─── Data to process

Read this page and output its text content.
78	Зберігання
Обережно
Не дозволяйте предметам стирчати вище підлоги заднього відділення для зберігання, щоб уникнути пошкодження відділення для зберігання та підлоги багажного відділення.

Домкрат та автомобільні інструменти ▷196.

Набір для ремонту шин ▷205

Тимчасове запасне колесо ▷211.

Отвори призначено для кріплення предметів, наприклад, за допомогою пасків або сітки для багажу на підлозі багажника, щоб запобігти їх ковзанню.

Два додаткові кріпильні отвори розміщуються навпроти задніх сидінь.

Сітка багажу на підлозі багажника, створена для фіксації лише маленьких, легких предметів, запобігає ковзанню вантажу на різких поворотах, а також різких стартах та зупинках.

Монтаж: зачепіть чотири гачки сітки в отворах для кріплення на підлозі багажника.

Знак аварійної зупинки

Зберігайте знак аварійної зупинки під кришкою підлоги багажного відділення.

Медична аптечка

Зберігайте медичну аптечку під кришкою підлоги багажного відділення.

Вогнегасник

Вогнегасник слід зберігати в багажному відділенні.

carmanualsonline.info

──────

Task objective -
From the records above, please extract every line and repeat it exactly.

Correct answer -
Read this page and output its text content.
78	Зберігання
Обережно
Не дозволяйте предметам стирчати вище підлоги заднього відділення для зберігання, щоб уникнути пошкодження відділення для зберігання та підлоги багажного відділення.

Домкрат та автомобільні інструменти ▷196.

Набір для ремонту шин ▷205

Тимчасове запасне колесо ▷211.

Отвори призначено для кріплення предметів, наприклад, за допомогою пасків або сітки для багажу на підлозі багажника, щоб запобігти їх ковзанню.

Два додаткові кріпильні отвори розміщуються навпроти задніх сидінь.

Сітка багажу на підлозі багажника, створена для фіксації лише маленьких, легких предметів, запобігає ковзанню вантажу на різких поворотах, а також різких стартах та зупинках.

Монтаж: зачепіть чотири гачки сітки в отворах для кріплення на підлозі багажника.

Знак аварійної зупинки

Зберігайте знак аварійної зупинки під кришкою підлоги багажного відділення.

Медична аптечка

Зберігайте медичну аптечку під кришкою підлоги багажного відділення.

Вогнегасник

Вогнегасник слід зберігати в багажному відділенні.

carmanualsonline.info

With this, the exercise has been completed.